* [Task details]
Wherever the word "name" shows up in a line, please copy that line.

* [Data in this exercise]
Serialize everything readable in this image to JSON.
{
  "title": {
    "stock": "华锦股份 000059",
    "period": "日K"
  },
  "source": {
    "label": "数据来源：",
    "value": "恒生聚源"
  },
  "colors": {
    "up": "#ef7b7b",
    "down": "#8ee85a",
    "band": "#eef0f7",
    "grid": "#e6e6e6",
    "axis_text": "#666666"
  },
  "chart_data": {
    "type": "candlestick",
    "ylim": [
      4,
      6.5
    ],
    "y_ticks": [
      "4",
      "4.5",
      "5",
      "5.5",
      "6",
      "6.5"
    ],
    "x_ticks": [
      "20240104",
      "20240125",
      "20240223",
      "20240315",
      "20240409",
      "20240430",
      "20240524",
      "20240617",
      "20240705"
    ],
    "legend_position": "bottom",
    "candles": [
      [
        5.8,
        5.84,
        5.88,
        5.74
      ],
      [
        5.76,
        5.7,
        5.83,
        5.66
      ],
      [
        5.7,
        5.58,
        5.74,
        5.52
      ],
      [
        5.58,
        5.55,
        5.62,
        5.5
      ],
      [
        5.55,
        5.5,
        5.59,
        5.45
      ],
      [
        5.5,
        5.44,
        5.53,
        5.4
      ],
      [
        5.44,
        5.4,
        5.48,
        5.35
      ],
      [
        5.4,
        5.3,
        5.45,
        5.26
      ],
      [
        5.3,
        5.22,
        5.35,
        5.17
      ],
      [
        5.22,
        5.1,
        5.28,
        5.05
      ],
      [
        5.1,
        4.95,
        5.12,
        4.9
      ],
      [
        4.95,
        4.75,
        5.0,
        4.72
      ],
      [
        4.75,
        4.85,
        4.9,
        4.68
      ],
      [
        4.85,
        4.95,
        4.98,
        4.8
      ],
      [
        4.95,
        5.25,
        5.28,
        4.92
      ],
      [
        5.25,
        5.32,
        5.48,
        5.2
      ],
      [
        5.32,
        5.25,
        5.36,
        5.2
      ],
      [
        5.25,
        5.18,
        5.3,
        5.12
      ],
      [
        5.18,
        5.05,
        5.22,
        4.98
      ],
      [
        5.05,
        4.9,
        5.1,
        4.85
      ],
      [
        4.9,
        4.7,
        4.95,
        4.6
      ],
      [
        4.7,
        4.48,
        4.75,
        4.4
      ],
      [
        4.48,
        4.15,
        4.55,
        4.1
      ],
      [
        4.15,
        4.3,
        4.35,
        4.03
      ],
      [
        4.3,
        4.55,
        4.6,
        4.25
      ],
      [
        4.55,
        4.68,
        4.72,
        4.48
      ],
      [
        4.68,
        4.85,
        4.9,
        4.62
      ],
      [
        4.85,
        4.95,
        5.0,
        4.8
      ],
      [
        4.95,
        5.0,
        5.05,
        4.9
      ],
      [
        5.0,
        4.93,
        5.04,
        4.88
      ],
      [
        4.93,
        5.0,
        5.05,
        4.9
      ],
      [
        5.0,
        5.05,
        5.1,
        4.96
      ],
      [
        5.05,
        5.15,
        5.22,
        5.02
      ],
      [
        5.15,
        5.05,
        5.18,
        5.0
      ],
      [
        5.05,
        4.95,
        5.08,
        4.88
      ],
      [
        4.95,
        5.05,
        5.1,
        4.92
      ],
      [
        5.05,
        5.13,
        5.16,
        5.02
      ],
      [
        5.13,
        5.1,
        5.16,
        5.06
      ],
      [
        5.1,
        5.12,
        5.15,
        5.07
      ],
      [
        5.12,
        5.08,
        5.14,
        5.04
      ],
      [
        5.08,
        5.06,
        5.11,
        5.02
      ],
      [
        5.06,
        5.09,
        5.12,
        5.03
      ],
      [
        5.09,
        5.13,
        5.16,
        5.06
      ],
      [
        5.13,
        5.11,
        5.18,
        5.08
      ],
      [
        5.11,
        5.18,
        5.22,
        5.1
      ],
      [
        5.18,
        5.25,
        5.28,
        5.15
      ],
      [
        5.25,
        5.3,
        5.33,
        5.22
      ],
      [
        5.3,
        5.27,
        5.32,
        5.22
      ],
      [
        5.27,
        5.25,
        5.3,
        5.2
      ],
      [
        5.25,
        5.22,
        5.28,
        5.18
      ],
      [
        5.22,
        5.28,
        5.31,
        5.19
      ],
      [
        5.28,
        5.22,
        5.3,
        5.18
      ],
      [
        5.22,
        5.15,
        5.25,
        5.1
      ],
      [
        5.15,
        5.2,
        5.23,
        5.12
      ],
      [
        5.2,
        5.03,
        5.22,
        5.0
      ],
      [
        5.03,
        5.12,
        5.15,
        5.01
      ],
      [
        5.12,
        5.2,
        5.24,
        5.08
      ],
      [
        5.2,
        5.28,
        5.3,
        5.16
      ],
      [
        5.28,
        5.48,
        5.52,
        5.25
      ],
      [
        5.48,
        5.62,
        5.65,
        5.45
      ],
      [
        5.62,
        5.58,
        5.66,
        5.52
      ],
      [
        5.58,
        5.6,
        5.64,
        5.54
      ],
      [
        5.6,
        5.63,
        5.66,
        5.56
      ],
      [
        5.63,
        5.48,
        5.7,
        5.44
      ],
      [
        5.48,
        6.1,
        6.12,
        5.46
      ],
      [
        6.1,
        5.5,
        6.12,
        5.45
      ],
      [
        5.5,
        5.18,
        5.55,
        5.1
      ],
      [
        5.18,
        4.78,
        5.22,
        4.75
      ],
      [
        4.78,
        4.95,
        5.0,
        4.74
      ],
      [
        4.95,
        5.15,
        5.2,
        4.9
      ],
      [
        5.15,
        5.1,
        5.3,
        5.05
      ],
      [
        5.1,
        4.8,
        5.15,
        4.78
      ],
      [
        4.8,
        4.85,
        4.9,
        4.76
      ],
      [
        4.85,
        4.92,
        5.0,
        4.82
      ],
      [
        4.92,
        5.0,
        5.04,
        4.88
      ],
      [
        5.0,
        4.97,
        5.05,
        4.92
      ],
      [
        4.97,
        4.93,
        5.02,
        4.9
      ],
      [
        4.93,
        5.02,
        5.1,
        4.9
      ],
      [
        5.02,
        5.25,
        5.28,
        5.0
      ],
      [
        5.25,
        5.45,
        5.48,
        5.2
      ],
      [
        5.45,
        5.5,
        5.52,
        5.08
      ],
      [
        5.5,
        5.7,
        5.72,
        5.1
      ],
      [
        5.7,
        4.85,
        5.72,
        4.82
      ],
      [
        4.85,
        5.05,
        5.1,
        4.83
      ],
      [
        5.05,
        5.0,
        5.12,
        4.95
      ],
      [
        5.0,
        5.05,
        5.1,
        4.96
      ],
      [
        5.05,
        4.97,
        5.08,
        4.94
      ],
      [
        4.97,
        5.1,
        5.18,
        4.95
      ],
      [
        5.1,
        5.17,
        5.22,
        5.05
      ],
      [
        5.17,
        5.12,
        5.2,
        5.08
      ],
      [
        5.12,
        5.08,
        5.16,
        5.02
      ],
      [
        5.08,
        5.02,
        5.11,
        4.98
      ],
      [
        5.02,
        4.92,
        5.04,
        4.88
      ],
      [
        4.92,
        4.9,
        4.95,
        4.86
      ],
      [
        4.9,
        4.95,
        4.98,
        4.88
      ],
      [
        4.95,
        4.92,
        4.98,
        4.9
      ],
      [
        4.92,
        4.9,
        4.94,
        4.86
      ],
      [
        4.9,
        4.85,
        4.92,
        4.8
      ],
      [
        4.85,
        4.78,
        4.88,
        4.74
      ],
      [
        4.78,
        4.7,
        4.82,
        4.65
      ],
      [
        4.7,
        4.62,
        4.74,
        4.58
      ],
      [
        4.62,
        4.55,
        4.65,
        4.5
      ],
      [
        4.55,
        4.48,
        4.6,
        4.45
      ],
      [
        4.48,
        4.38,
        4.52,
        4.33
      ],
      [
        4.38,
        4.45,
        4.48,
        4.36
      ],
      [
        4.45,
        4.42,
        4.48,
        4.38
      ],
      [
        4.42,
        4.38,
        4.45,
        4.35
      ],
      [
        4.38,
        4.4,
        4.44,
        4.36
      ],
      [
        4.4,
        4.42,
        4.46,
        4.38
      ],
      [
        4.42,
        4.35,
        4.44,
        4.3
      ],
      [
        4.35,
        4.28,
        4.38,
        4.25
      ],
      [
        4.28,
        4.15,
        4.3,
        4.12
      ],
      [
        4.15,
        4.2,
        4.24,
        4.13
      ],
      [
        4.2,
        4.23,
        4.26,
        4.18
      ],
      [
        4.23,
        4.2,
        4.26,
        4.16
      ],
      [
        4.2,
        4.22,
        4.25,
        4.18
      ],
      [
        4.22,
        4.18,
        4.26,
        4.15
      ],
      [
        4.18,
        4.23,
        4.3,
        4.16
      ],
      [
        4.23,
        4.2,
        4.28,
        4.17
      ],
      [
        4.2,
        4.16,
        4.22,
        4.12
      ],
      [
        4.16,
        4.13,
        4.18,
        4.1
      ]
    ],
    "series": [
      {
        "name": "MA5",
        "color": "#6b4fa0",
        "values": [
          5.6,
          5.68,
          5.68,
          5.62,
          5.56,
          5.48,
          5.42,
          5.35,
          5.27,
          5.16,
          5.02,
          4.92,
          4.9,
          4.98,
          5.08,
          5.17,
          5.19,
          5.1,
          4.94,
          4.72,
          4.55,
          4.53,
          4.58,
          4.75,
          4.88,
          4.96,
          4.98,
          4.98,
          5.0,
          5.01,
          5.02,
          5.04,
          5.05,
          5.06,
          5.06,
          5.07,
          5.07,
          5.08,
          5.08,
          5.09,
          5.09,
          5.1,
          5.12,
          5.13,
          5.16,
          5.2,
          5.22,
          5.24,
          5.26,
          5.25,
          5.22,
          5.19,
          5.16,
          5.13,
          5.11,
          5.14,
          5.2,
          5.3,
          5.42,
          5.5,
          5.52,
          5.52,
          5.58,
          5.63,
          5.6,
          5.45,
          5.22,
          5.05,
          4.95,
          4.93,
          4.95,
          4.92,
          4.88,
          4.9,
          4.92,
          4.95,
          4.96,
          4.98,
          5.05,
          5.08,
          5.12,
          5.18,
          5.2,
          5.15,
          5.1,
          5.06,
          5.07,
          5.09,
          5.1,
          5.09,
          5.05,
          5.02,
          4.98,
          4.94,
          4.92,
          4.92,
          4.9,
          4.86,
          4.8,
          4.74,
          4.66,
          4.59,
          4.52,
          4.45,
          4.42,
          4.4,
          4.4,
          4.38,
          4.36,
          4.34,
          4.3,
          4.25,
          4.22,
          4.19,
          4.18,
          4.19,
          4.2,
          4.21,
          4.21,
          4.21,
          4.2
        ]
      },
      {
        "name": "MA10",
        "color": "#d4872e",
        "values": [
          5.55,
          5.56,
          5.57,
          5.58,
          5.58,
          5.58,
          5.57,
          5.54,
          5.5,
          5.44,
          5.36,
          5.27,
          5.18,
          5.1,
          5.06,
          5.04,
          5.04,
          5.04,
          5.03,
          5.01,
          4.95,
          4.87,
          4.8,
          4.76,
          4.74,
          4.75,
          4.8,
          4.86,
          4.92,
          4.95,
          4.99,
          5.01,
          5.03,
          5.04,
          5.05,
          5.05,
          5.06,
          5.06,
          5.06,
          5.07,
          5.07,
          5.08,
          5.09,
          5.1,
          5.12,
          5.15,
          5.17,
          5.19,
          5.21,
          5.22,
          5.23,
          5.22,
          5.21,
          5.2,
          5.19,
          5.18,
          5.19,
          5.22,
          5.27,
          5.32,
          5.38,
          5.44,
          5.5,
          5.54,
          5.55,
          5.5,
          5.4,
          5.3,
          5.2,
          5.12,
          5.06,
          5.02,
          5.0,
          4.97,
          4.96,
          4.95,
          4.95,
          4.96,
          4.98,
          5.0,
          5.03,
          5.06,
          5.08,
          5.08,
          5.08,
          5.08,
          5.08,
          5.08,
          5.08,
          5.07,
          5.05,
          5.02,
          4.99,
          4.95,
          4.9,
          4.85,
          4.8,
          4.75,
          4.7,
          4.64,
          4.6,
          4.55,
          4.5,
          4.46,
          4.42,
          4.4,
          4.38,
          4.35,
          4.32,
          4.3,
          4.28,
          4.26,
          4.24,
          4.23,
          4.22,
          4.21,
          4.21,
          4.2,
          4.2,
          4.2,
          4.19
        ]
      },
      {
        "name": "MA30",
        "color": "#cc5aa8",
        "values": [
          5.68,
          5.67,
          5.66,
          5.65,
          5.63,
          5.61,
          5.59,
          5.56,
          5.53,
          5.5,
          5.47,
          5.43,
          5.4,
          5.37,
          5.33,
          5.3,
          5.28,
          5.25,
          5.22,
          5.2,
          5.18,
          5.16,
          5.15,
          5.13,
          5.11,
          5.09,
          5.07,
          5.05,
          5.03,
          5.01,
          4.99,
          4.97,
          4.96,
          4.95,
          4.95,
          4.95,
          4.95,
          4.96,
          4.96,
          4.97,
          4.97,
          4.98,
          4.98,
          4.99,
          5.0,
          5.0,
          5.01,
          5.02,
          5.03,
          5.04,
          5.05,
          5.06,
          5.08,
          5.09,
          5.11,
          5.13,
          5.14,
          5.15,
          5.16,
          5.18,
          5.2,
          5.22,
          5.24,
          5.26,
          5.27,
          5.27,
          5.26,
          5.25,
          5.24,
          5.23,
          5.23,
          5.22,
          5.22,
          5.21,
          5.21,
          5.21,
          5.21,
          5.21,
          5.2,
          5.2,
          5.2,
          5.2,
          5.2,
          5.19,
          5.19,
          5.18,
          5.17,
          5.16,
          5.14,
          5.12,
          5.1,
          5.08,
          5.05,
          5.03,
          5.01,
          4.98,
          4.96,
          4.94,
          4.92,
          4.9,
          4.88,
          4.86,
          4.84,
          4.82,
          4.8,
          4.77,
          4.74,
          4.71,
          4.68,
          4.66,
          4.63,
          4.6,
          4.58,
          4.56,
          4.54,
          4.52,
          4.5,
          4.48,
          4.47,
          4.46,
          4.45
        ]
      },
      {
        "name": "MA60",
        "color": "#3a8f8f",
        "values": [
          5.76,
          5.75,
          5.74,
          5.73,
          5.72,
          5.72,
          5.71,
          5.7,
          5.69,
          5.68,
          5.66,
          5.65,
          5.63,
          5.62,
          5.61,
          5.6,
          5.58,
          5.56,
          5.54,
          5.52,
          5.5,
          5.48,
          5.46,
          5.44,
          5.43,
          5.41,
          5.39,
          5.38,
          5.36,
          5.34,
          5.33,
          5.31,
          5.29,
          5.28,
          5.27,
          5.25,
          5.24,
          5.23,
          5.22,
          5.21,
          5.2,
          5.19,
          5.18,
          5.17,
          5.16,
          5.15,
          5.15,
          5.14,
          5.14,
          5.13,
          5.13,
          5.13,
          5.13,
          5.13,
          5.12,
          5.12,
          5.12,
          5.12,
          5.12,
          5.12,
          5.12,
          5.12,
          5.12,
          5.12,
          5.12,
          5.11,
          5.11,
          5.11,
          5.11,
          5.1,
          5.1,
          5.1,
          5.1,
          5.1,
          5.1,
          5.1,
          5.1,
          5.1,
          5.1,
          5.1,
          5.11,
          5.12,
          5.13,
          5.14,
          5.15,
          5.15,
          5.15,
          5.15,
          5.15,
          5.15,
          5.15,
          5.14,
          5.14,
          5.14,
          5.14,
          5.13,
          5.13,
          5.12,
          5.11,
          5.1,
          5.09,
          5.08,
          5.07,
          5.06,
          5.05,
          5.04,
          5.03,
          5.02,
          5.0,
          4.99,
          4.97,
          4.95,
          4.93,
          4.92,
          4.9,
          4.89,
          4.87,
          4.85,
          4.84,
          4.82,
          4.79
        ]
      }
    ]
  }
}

* [In response]
        "name": "MA5",
        "name": "MA10",
        "name": "MA30",
        "name": "MA60",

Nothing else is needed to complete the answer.